START Raw data
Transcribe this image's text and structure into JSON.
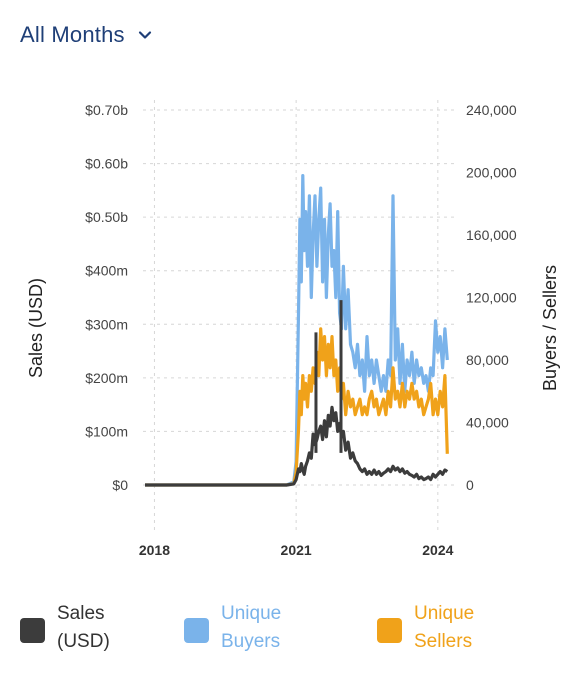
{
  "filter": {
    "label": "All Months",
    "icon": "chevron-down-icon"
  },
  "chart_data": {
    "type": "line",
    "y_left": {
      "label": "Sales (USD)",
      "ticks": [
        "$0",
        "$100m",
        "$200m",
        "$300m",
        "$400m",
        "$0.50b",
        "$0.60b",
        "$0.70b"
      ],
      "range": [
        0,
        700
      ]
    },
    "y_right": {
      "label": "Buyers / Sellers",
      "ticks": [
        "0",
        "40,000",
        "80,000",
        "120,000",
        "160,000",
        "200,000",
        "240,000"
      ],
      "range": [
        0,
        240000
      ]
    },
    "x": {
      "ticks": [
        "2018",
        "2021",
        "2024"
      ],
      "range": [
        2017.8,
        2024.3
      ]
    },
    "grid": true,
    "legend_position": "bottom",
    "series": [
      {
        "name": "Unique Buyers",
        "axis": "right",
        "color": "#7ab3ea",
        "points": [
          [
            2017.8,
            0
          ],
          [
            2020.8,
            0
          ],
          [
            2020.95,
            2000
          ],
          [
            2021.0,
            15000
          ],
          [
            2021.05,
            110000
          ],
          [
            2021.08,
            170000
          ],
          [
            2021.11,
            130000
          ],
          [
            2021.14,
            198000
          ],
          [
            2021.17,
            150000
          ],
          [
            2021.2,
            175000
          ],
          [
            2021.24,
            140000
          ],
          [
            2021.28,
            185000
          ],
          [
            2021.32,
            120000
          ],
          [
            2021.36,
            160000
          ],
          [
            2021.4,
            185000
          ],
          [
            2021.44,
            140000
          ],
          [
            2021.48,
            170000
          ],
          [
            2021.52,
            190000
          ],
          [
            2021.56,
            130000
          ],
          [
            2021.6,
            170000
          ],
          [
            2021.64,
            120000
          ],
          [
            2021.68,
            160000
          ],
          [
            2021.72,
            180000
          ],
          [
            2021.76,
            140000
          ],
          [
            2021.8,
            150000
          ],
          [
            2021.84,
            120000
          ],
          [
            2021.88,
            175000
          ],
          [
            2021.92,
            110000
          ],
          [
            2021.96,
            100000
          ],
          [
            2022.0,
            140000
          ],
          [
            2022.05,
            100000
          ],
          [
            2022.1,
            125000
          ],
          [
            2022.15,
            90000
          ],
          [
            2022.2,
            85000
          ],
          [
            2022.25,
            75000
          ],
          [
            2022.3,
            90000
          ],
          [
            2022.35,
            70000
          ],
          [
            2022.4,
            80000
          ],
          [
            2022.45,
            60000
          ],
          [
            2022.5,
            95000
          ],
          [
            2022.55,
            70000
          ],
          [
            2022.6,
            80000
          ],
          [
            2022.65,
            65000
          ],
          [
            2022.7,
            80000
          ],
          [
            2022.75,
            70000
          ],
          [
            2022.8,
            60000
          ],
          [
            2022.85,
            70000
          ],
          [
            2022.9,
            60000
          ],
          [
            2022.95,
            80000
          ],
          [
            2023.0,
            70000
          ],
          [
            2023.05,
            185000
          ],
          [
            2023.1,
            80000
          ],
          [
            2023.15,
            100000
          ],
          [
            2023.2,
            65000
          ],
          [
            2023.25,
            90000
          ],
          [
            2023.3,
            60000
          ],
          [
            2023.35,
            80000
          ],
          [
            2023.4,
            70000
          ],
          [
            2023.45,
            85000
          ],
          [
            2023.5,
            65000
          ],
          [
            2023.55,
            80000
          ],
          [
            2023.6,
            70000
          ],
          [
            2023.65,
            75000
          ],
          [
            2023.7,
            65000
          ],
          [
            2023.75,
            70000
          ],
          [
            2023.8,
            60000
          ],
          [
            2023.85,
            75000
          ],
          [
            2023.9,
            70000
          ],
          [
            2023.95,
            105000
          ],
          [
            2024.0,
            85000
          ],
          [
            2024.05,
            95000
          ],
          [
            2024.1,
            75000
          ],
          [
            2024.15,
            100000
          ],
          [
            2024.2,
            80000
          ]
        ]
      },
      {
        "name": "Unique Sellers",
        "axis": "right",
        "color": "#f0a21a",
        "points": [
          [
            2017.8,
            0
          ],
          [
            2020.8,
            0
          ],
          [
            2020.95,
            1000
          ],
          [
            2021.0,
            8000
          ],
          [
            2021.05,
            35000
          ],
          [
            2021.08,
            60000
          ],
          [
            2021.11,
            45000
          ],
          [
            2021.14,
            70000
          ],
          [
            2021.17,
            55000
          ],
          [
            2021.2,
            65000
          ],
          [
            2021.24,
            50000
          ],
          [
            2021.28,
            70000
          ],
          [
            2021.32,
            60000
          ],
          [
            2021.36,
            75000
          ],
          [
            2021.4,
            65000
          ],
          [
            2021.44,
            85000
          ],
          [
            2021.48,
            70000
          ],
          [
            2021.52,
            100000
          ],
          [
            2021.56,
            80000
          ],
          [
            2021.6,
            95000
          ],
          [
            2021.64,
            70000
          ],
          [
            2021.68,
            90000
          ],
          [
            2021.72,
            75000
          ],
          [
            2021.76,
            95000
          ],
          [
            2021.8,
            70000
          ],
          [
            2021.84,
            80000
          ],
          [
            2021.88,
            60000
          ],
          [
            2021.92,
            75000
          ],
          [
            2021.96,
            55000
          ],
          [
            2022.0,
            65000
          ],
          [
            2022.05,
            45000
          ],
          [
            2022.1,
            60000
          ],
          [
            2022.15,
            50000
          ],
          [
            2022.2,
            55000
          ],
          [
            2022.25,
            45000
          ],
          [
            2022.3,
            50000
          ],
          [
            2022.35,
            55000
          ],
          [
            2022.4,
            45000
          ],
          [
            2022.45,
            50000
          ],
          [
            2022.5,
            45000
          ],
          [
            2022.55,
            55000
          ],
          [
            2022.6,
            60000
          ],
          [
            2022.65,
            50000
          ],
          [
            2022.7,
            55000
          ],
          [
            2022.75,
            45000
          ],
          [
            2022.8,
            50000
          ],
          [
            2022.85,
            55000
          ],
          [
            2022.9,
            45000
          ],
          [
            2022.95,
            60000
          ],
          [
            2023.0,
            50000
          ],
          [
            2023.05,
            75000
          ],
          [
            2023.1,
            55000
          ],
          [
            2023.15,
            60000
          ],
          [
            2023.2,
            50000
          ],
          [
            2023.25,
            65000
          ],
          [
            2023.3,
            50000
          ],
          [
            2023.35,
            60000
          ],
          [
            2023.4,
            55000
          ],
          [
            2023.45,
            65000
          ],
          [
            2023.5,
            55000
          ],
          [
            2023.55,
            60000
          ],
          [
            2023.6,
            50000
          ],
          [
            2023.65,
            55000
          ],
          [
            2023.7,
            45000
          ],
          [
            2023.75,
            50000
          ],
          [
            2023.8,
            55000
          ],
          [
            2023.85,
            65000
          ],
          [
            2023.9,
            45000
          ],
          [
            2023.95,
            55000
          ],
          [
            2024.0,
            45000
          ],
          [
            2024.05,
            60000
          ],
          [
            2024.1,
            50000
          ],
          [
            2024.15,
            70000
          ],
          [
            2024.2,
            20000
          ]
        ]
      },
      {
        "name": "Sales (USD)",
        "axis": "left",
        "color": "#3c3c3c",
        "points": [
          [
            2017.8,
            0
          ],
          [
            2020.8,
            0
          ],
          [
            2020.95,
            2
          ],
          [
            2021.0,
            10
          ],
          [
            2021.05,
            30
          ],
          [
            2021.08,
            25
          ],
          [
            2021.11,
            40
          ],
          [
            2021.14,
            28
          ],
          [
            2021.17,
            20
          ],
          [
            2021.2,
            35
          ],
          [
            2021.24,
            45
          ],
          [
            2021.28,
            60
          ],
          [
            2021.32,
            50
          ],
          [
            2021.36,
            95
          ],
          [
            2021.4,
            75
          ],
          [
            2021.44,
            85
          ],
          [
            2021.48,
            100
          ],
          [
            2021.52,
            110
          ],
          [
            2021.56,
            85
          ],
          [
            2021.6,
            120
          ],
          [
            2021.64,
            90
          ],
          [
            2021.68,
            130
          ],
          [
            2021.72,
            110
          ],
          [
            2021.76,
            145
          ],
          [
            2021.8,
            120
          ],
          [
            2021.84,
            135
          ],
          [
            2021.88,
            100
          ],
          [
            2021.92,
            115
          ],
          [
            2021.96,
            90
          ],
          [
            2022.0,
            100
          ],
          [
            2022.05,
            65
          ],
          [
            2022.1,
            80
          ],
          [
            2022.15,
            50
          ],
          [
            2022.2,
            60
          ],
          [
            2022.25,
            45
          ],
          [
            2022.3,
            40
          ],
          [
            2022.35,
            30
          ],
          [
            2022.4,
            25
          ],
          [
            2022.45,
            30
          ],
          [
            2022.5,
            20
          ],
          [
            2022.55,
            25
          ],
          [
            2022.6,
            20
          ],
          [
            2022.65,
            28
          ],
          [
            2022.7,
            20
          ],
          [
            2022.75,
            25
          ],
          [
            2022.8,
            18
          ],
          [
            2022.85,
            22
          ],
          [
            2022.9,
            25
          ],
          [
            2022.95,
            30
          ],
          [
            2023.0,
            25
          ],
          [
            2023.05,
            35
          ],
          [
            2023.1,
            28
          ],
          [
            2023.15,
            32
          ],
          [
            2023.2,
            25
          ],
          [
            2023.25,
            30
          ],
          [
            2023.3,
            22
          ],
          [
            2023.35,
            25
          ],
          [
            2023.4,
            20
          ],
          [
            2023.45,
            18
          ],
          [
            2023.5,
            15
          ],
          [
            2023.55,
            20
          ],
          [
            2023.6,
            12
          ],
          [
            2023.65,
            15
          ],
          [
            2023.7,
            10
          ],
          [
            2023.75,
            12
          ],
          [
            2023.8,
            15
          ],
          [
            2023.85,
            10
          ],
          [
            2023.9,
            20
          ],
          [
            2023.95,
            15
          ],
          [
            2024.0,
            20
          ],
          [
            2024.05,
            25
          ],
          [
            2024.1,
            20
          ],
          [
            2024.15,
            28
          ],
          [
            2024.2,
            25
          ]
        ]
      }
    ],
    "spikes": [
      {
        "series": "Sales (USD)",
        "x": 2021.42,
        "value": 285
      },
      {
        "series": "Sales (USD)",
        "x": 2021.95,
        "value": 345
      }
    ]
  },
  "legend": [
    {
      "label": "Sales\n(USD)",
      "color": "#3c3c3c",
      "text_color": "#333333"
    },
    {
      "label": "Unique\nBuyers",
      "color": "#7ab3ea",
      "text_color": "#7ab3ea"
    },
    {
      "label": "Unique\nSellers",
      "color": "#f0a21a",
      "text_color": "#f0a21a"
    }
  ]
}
END Raw data
START Raw data
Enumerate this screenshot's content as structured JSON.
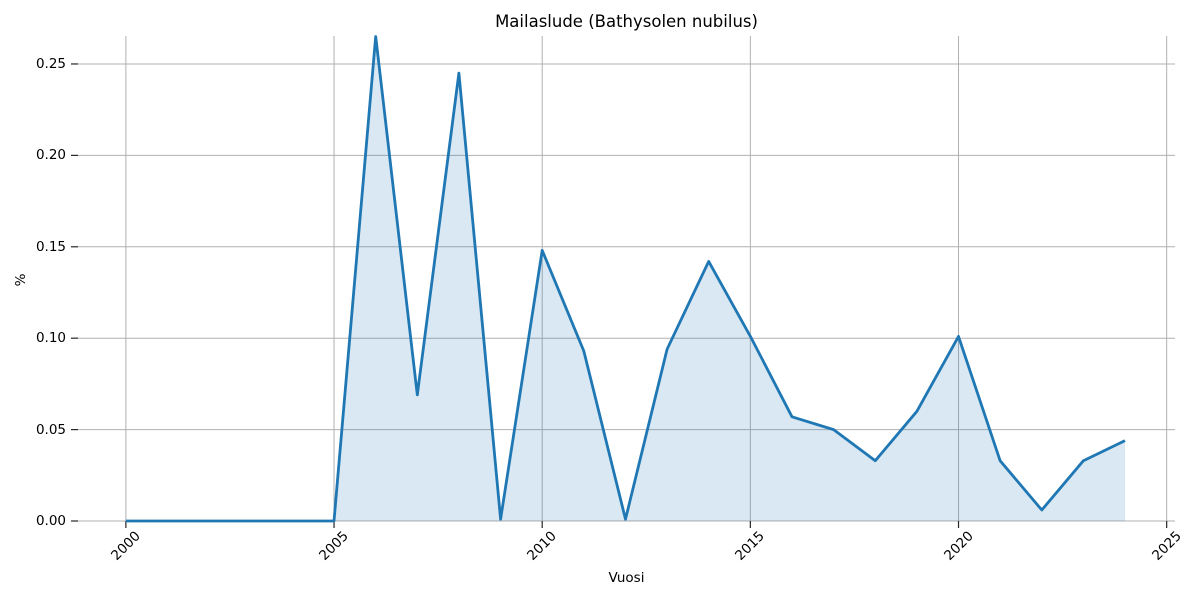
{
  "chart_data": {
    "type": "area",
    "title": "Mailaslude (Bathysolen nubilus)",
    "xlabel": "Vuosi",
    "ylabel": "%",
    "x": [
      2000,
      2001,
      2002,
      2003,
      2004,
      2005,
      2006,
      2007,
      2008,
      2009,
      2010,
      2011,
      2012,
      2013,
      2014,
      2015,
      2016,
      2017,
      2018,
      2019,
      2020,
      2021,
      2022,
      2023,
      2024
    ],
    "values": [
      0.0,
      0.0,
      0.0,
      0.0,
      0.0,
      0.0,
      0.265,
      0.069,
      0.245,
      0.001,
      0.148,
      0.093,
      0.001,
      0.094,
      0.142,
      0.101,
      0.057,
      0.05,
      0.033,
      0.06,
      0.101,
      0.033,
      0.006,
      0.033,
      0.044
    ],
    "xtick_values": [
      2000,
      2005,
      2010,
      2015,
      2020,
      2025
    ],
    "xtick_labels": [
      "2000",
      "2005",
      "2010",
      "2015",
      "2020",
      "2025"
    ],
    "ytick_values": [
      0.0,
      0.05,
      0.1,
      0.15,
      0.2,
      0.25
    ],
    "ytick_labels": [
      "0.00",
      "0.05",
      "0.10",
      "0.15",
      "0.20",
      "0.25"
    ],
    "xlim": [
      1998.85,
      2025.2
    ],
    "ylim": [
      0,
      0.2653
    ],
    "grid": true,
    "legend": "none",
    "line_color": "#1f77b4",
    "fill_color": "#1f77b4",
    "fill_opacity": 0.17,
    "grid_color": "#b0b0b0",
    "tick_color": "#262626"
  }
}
END Raw data
In the entries above, identify every line with the string "this".

Transcribe this image's text and structure into JSON.
Enumerate this screenshot's content as structured JSON.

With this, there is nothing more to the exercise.